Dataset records
## Start

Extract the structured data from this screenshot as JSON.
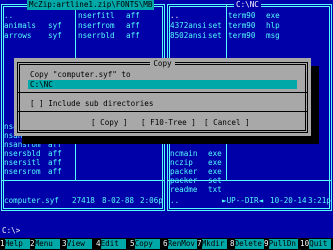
{
  "left_panel": {
    "title": "McZip:artline1.zip\\FONTS\\MB",
    "name_col_top": [
      {
        "name": "..",
        "ext": ""
      },
      {
        "name": "animals",
        "ext": "syf"
      },
      {
        "name": "arrows",
        "ext": "syf"
      }
    ],
    "name_col_bottom": [
      {
        "name": "nsansbld",
        "ext": "aff"
      },
      {
        "name": "nsansltl",
        "ext": "aff"
      },
      {
        "name": "nsansrom",
        "ext": "aff"
      },
      {
        "name": "nsersbld",
        "ext": "aff"
      },
      {
        "name": "nsersitl",
        "ext": "aff"
      },
      {
        "name": "nsersrom",
        "ext": "aff"
      }
    ],
    "right_col_top": [
      {
        "name": "nserfitl",
        "ext": "aff"
      },
      {
        "name": "nserfrom",
        "ext": "aff"
      },
      {
        "name": "nserrbld",
        "ext": "aff"
      }
    ],
    "status": {
      "name": "computer.syf",
      "size": "27418",
      "date": "8-02-88",
      "time": "2:06p"
    }
  },
  "right_panel": {
    "title": "C:\\NC",
    "left_col_top": [
      {
        "name": "..",
        "ext": ""
      },
      {
        "name": "4372ansi",
        "ext": "set"
      },
      {
        "name": "8502ansi",
        "ext": "set"
      }
    ],
    "right_col_top": [
      {
        "name": "term90",
        "ext": "exe"
      },
      {
        "name": "term90",
        "ext": "hlp"
      },
      {
        "name": "term90",
        "ext": "msg"
      }
    ],
    "left_col_bottom": [
      {
        "name": "ncmain",
        "ext": "exe"
      },
      {
        "name": "nczip",
        "ext": "exe"
      },
      {
        "name": "packer",
        "ext": "exe"
      },
      {
        "name": "packer",
        "ext": "set"
      },
      {
        "name": "readme",
        "ext": "txt"
      }
    ],
    "status": {
      "name": "..",
      "size": "►UP--DIR◄",
      "date": "10-20-14",
      "time": "3:21p"
    }
  },
  "dialog": {
    "title": "Copy",
    "prompt": "Copy \"computer.syf\" to",
    "target": "C:\\NC",
    "checkbox": "[ ] Include sub directories",
    "buttons": [
      "[ Copy ]",
      "[ F10-Tree ]",
      "[ Cancel ]"
    ]
  },
  "cmdline": "C:\\>",
  "keybar": [
    {
      "num": "1",
      "label": "Help"
    },
    {
      "num": "2",
      "label": "Menu"
    },
    {
      "num": "3",
      "label": "View"
    },
    {
      "num": "4",
      "label": "Edit"
    },
    {
      "num": "5",
      "label": "Copy"
    },
    {
      "num": "6",
      "label": "RenMov"
    },
    {
      "num": "7",
      "label": "Mkdir"
    },
    {
      "num": "8",
      "label": "Delete"
    },
    {
      "num": "9",
      "label": "PullDn"
    },
    {
      "num": "10",
      "label": "Quit"
    }
  ],
  "colors": {
    "panel_bg": "#0000a8",
    "frame": "#54fcfc",
    "highlight": "#00a8a8",
    "dialog_bg": "#a8a8a8"
  }
}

## End

### What the task asks
Pull out each line of the entries that contains "Copy".

### Answer to this task
    "title": "Copy",
    "prompt": "Copy \"computer.syf\" to",
      "[ Copy ]",
      "label": "Copy"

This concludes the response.